_What is being asked_: Output the data exactly, with every line intact.

_Supplied material_:

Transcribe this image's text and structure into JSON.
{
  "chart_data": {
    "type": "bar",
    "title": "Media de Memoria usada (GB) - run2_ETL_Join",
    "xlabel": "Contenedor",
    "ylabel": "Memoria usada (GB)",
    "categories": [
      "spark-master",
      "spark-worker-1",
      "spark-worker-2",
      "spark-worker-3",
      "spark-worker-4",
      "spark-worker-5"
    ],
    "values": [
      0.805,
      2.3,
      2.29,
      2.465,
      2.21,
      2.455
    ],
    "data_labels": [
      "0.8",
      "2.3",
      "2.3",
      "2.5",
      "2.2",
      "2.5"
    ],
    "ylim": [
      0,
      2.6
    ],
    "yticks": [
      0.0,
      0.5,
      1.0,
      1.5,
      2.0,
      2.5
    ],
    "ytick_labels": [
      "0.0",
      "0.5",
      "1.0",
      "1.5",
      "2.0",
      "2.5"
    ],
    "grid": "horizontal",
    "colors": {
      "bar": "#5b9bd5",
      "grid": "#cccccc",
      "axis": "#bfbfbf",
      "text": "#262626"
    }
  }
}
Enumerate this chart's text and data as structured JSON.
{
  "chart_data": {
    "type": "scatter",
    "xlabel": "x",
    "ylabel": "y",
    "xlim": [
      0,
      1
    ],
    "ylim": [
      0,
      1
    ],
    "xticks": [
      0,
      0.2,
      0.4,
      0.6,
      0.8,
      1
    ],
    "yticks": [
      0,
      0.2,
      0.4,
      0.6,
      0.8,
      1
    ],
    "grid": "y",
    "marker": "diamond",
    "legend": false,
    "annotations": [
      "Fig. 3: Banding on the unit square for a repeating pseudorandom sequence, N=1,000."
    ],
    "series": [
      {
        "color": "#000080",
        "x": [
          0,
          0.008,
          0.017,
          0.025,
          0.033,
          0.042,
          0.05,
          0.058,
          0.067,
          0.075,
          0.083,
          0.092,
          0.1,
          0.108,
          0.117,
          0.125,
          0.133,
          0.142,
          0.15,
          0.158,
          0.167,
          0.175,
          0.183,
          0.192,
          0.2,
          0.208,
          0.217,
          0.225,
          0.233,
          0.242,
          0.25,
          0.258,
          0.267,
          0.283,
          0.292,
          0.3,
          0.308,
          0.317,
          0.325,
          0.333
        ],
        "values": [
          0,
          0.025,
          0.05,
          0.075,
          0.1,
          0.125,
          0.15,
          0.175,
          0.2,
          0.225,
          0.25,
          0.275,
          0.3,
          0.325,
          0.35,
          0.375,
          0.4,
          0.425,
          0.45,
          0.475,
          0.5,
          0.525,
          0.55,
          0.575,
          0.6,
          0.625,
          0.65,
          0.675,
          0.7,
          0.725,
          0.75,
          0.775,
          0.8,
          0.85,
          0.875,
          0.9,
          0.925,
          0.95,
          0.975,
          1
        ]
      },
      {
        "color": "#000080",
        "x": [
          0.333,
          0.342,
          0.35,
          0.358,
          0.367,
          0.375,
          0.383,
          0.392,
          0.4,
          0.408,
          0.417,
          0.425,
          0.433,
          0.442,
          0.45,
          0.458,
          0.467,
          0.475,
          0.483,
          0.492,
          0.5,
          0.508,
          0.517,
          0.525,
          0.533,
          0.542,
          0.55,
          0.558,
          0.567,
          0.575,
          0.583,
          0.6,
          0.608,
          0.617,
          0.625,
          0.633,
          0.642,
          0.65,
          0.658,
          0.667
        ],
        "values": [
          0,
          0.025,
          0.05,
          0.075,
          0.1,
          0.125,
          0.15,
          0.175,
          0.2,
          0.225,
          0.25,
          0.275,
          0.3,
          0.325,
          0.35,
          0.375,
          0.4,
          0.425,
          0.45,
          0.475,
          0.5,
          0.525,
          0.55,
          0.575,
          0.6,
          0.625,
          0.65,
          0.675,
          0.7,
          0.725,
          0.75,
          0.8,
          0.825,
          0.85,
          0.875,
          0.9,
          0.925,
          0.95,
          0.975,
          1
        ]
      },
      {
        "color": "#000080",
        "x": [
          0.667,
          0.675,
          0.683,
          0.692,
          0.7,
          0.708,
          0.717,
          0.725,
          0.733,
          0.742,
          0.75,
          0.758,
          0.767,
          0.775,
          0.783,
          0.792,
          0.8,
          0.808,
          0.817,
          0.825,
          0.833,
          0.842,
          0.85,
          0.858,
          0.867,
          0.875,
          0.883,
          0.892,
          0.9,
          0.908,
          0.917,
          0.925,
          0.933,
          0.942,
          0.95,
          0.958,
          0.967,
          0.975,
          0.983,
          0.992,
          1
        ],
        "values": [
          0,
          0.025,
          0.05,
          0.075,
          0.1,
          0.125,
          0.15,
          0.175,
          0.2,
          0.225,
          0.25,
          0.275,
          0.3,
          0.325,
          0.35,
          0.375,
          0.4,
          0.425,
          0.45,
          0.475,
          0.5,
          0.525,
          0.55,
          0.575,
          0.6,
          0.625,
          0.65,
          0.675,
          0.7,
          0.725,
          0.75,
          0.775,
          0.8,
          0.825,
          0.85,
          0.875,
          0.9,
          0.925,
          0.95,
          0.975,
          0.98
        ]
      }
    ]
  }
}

_Result of the task_:
Transcribe this image's text and structure into JSON.
{
  "chart_data": {
    "type": "bar",
    "title": "Media de Memoria usada (GB) - run2_ETL_Join",
    "xlabel": "Contenedor",
    "ylabel": "Memoria usada (GB)",
    "categories": [
      "spark-master",
      "spark-worker-1",
      "spark-worker-2",
      "spark-worker-3",
      "spark-worker-4",
      "spark-worker-5"
    ],
    "values": [
      0.805,
      2.3,
      2.29,
      2.465,
      2.21,
      2.455
    ],
    "data_labels": [
      "0.8",
      "2.3",
      "2.3",
      "2.5",
      "2.2",
      "2.5"
    ],
    "ylim": [
      0,
      2.6
    ],
    "yticks": [
      0.0,
      0.5,
      1.0,
      1.5,
      2.0,
      2.5
    ],
    "ytick_labels": [
      "0.0",
      "0.5",
      "1.0",
      "1.5",
      "2.0",
      "2.5"
    ],
    "grid": "horizontal",
    "colors": {
      "bar": "#5b9bd5",
      "grid": "#cccccc",
      "axis": "#bfbfbf",
      "text": "#262626"
    }
  }
}
Enumerate this chart's text and data as structured JSON.
{
  "chart_data": {
    "type": "scatter",
    "xlabel": "x",
    "ylabel": "y",
    "xlim": [
      0,
      1
    ],
    "ylim": [
      0,
      1
    ],
    "xticks": [
      0,
      0.2,
      0.4,
      0.6,
      0.8,
      1
    ],
    "yticks": [
      0,
      0.2,
      0.4,
      0.6,
      0.8,
      1
    ],
    "grid": "y",
    "marker": "diamond",
    "legend": false,
    "annotations": [
      "Fig. 3: Banding on the unit square for a repeating pseudorandom sequence, N=1,000."
    ],
    "series": [
      {
        "color": "#000080",
        "x": [
          0,
          0.008,
          0.017,
          0.025,
          0.033,
          0.042,
          0.05,
          0.058,
          0.067,
          0.075,
          0.083,
          0.092,
          0.1,
          0.108,
          0.117,
          0.125,
          0.133,
          0.142,
          0.15,
          0.158,
          0.167,
          0.175,
          0.183,
          0.192,
          0.2,
          0.208,
          0.217,
          0.225,
          0.233,
          0.242,
          0.25,
          0.258,
          0.267,
          0.283,
          0.292,
          0.3,
          0.308,
          0.317,
          0.325,
          0.333
        ],
        "values": [
          0,
          0.025,
          0.05,
          0.075,
          0.1,
          0.125,
          0.15,
          0.175,
          0.2,
          0.225,
          0.25,
          0.275,
          0.3,
          0.325,
          0.35,
          0.375,
          0.4,
          0.425,
          0.45,
          0.475,
          0.5,
          0.525,
          0.55,
          0.575,
          0.6,
          0.625,
          0.65,
          0.675,
          0.7,
          0.725,
          0.75,
          0.775,
          0.8,
          0.85,
          0.875,
          0.9,
          0.925,
          0.95,
          0.975,
          1
        ]
      },
      {
        "color": "#000080",
        "x": [
          0.333,
          0.342,
          0.35,
          0.358,
          0.367,
          0.375,
          0.383,
          0.392,
          0.4,
          0.408,
          0.417,
          0.425,
          0.433,
          0.442,
          0.45,
          0.458,
          0.467,
          0.475,
          0.483,
          0.492,
          0.5,
          0.508,
          0.517,
          0.525,
          0.533,
          0.542,
          0.55,
          0.558,
          0.567,
          0.575,
          0.583,
          0.6,
          0.608,
          0.617,
          0.625,
          0.633,
          0.642,
          0.65,
          0.658,
          0.667
        ],
        "values": [
          0,
          0.025,
          0.05,
          0.075,
          0.1,
          0.125,
          0.15,
          0.175,
          0.2,
          0.225,
          0.25,
          0.275,
          0.3,
          0.325,
          0.35,
          0.375,
          0.4,
          0.425,
          0.45,
          0.475,
          0.5,
          0.525,
          0.55,
          0.575,
          0.6,
          0.625,
          0.65,
          0.675,
          0.7,
          0.725,
          0.75,
          0.8,
          0.825,
          0.85,
          0.875,
          0.9,
          0.925,
          0.95,
          0.975,
          1
        ]
      },
      {
        "color": "#000080",
        "x": [
          0.667,
          0.675,
          0.683,
          0.692,
          0.7,
          0.708,
          0.717,
          0.725,
          0.733,
          0.742,
          0.75,
          0.758,
          0.767,
          0.775,
          0.783,
          0.792,
          0.8,
          0.808,
          0.817,
          0.825,
          0.833,
          0.842,
          0.85,
          0.858,
          0.867,
          0.875,
          0.883,
          0.892,
          0.9,
          0.908,
          0.917,
          0.925,
          0.933,
          0.942,
          0.95,
          0.958,
          0.967,
          0.975,
          0.983,
          0.992,
          1
        ],
        "values": [
          0,
          0.025,
          0.05,
          0.075,
          0.1,
          0.125,
          0.15,
          0.175,
          0.2,
          0.225,
          0.25,
          0.275,
          0.3,
          0.325,
          0.35,
          0.375,
          0.4,
          0.425,
          0.45,
          0.475,
          0.5,
          0.525,
          0.55,
          0.575,
          0.6,
          0.625,
          0.65,
          0.675,
          0.7,
          0.725,
          0.75,
          0.775,
          0.8,
          0.825,
          0.85,
          0.875,
          0.9,
          0.925,
          0.95,
          0.975,
          0.98
        ]
      }
    ]
  }
}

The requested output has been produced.